Reproduce all of the data below without alteration; exclude every picture.

(Records contained in a dataset)
begin
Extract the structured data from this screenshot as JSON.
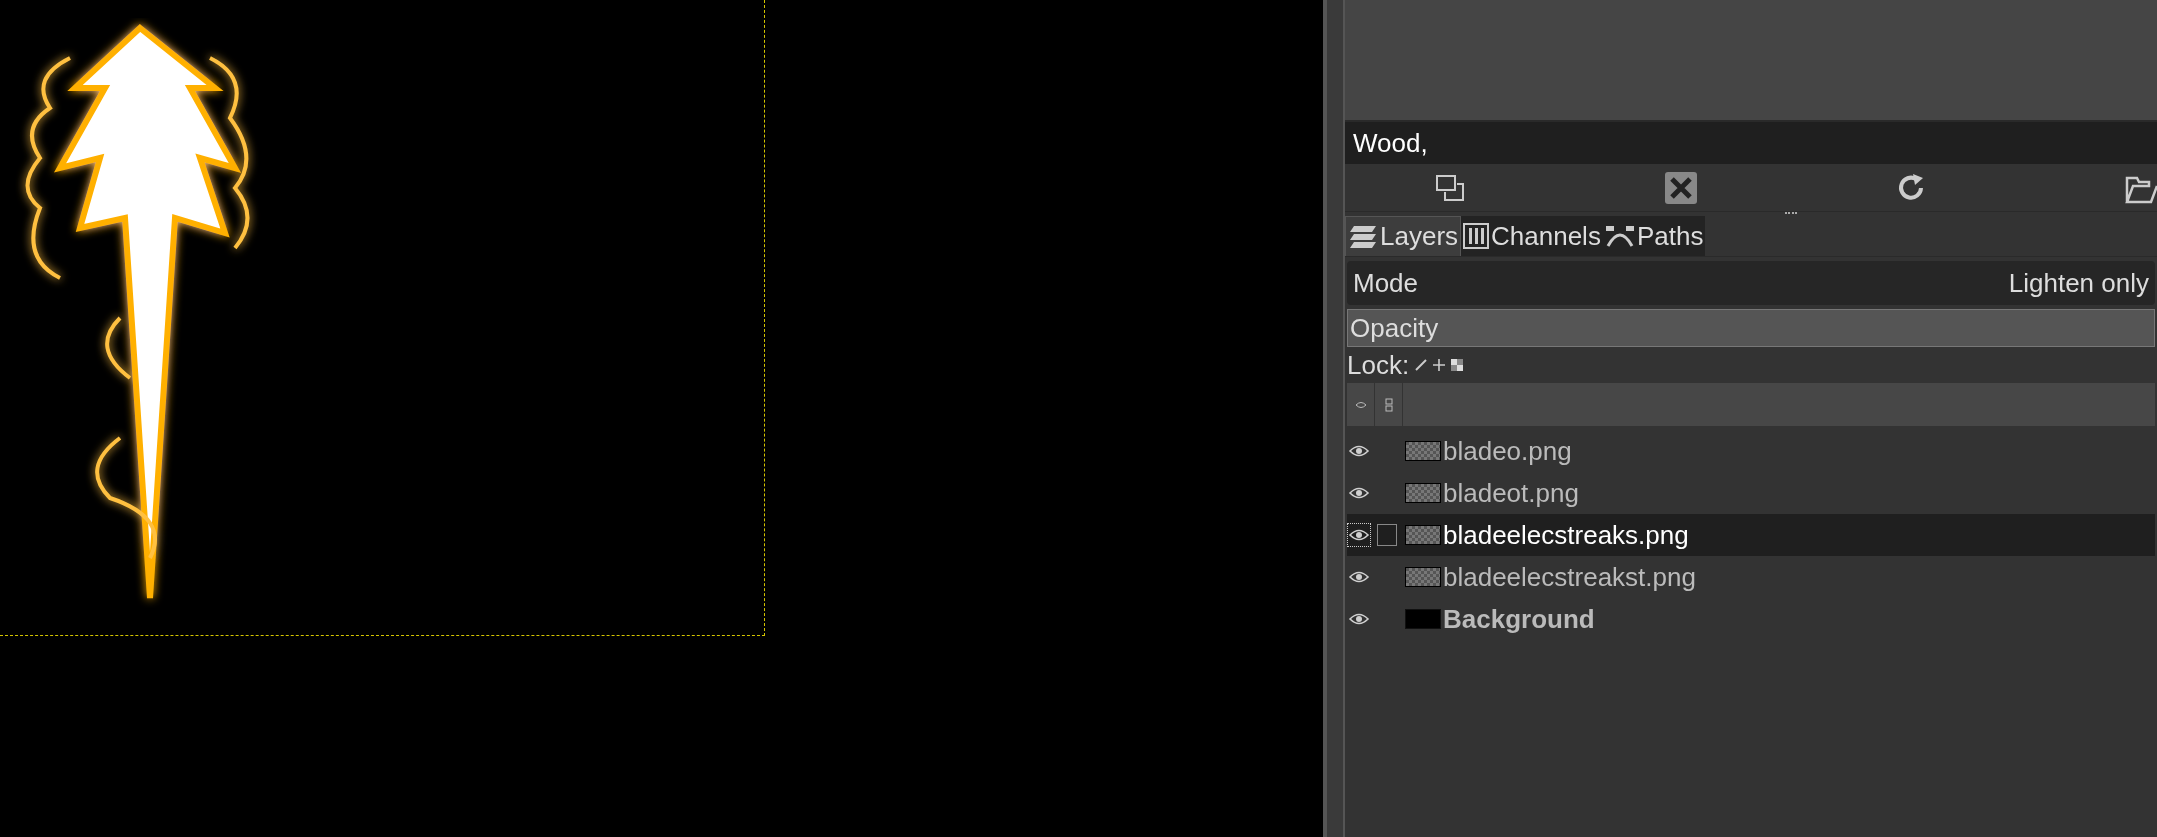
{
  "tags_field": {
    "value": "Wood,"
  },
  "tabs": [
    {
      "label": "Layers",
      "selected": true
    },
    {
      "label": "Channels",
      "selected": false
    },
    {
      "label": "Paths",
      "selected": false
    }
  ],
  "mode": {
    "label": "Mode",
    "value": "Lighten only"
  },
  "opacity": {
    "label": "Opacity",
    "level": 1
  },
  "lock": {
    "label": "Lock:"
  },
  "layers": [
    {
      "name": "bladeo.png",
      "visible": true,
      "selected": false,
      "kind": "alpha"
    },
    {
      "name": "bladeot.png",
      "visible": true,
      "selected": false,
      "kind": "alpha"
    },
    {
      "name": "bladeelecstreaks.png",
      "visible": true,
      "selected": true,
      "kind": "alpha"
    },
    {
      "name": "bladeelecstreakst.png",
      "visible": true,
      "selected": false,
      "kind": "alpha"
    },
    {
      "name": "Background",
      "visible": true,
      "selected": false,
      "kind": "background"
    }
  ]
}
end
- _Exercise response_
Extract the structured data from this screenshot as JSON.
{
  "tags_field": {
    "value": "Wood,"
  },
  "tabs": [
    {
      "label": "Layers",
      "selected": true
    },
    {
      "label": "Channels",
      "selected": false
    },
    {
      "label": "Paths",
      "selected": false
    }
  ],
  "mode": {
    "label": "Mode",
    "value": "Lighten only"
  },
  "opacity": {
    "label": "Opacity",
    "level": 1
  },
  "lock": {
    "label": "Lock:"
  },
  "layers": [
    {
      "name": "bladeo.png",
      "visible": true,
      "selected": false,
      "kind": "alpha"
    },
    {
      "name": "bladeot.png",
      "visible": true,
      "selected": false,
      "kind": "alpha"
    },
    {
      "name": "bladeelecstreaks.png",
      "visible": true,
      "selected": true,
      "kind": "alpha"
    },
    {
      "name": "bladeelecstreakst.png",
      "visible": true,
      "selected": false,
      "kind": "alpha"
    },
    {
      "name": "Background",
      "visible": true,
      "selected": false,
      "kind": "background"
    }
  ]
}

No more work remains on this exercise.